(What you need to do) Look through the records below, count the lines with the word "name", and reply with only the number.

(Figure record listings)
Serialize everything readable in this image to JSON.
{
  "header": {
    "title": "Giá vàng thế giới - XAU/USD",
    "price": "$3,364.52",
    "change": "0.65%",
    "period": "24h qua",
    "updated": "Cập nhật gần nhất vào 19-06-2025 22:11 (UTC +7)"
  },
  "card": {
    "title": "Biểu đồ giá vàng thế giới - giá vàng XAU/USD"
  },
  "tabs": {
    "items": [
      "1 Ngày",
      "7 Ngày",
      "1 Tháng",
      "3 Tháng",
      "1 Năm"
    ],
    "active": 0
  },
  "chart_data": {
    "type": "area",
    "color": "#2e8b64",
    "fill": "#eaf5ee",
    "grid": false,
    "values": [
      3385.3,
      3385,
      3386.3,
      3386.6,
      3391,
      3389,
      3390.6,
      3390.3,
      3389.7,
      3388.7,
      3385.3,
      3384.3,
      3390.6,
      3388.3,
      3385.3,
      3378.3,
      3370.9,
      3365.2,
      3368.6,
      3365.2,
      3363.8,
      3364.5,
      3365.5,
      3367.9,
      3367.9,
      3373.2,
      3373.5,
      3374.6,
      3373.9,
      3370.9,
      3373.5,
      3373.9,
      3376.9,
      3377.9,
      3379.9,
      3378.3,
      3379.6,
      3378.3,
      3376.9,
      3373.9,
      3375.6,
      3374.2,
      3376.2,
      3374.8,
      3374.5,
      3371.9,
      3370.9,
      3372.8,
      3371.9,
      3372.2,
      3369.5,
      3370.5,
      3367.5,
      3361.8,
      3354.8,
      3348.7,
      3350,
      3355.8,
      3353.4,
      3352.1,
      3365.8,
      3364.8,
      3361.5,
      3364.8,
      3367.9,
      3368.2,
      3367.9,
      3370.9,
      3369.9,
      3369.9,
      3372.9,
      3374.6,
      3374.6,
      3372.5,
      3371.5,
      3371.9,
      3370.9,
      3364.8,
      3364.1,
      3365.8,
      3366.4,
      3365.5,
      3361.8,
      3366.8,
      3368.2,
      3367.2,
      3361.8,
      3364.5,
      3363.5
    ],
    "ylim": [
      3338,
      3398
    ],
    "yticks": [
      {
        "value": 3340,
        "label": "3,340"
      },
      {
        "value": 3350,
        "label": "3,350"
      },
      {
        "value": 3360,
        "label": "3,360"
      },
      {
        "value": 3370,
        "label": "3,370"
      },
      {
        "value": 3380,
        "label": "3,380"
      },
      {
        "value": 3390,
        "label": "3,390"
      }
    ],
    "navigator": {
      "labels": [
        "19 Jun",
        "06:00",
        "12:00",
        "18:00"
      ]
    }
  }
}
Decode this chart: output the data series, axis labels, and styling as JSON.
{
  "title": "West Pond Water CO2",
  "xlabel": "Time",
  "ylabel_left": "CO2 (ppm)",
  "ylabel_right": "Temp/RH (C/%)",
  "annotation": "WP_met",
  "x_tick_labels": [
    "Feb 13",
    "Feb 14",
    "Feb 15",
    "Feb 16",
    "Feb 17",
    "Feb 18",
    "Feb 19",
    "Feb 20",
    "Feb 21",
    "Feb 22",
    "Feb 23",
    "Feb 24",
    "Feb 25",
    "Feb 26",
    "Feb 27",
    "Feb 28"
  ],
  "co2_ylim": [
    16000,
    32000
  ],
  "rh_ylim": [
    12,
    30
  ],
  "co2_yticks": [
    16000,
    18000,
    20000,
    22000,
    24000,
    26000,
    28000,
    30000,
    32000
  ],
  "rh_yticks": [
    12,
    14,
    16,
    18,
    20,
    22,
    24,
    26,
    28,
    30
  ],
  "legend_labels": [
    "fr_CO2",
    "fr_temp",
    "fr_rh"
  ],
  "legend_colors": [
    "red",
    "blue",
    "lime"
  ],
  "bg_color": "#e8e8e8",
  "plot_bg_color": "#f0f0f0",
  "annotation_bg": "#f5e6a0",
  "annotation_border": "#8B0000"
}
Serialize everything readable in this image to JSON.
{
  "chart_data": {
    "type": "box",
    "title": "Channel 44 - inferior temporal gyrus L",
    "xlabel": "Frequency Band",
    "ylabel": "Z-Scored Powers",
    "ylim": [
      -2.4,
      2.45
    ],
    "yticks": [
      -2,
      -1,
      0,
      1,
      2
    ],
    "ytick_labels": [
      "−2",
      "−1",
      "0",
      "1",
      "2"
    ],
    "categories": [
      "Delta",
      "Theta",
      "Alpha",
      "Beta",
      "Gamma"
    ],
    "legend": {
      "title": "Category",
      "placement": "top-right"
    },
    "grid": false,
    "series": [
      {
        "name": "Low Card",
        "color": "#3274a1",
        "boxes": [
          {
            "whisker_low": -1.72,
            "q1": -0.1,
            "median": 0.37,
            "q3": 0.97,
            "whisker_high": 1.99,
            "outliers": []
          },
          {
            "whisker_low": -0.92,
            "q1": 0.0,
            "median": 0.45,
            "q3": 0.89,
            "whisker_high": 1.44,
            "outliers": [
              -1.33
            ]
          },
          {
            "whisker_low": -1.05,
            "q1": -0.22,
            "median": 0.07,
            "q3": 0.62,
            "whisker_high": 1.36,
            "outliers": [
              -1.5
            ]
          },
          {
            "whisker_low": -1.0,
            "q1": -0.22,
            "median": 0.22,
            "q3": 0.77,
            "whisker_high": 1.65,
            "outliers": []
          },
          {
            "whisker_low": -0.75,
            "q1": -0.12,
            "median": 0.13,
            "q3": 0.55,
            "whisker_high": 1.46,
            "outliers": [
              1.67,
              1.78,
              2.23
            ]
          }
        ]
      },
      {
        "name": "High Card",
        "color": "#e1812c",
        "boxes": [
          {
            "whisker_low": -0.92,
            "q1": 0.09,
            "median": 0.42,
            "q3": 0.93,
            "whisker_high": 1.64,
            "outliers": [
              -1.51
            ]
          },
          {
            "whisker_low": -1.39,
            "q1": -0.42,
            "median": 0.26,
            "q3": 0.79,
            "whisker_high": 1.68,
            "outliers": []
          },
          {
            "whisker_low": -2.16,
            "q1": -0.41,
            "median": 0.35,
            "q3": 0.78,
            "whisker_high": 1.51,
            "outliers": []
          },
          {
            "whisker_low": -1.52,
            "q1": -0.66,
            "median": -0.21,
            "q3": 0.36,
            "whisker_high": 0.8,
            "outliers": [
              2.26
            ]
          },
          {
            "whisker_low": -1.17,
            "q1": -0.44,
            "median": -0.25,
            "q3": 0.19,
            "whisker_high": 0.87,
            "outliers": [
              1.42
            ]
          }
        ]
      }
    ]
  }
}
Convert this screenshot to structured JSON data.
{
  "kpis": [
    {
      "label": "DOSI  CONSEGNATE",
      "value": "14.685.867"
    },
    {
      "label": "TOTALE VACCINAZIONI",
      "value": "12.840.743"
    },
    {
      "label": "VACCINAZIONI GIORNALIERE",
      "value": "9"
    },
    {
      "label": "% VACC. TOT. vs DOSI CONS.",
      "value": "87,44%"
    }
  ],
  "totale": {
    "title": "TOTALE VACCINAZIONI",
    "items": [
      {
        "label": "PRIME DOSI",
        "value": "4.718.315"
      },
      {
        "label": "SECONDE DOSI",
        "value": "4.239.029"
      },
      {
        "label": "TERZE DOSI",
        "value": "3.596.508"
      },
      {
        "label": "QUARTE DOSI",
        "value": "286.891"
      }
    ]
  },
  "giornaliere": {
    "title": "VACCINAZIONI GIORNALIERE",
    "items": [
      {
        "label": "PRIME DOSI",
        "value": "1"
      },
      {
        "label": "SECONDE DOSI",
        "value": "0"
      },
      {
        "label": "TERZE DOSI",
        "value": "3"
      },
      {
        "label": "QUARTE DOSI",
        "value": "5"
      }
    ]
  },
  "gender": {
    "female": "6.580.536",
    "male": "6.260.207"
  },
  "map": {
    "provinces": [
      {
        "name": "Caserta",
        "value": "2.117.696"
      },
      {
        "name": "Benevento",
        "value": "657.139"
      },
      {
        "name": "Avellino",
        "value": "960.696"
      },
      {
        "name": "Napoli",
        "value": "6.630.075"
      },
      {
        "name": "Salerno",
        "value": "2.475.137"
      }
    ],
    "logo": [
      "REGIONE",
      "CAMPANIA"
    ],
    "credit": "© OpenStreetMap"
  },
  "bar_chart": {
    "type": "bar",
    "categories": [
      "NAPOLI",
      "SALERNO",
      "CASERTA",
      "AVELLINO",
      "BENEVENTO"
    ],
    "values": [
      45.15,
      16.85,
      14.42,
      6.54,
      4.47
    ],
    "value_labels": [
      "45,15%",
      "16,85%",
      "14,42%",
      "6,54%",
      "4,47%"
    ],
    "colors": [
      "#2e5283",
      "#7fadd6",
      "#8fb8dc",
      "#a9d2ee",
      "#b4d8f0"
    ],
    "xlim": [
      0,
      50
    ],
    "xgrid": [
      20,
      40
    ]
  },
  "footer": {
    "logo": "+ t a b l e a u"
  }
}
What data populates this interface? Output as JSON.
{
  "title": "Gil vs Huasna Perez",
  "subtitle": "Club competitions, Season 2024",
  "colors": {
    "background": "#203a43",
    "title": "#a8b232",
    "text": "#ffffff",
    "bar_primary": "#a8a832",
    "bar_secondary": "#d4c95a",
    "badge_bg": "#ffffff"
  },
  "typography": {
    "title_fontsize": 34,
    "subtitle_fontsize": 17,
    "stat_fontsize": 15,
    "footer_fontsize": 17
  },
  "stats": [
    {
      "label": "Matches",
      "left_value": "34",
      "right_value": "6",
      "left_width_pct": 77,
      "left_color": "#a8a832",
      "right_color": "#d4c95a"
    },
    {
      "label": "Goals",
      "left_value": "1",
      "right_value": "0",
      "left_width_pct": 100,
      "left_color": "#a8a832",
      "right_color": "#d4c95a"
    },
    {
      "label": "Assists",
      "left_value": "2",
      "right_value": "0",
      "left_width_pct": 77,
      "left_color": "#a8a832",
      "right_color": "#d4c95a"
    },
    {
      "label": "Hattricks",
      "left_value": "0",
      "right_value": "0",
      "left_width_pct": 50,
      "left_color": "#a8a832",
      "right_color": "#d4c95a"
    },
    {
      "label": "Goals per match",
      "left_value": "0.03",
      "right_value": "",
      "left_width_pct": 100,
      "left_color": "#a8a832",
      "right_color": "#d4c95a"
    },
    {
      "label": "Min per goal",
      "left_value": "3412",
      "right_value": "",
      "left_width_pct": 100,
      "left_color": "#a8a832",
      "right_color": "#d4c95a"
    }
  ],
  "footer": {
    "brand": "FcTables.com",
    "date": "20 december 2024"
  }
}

(Complete answer) 7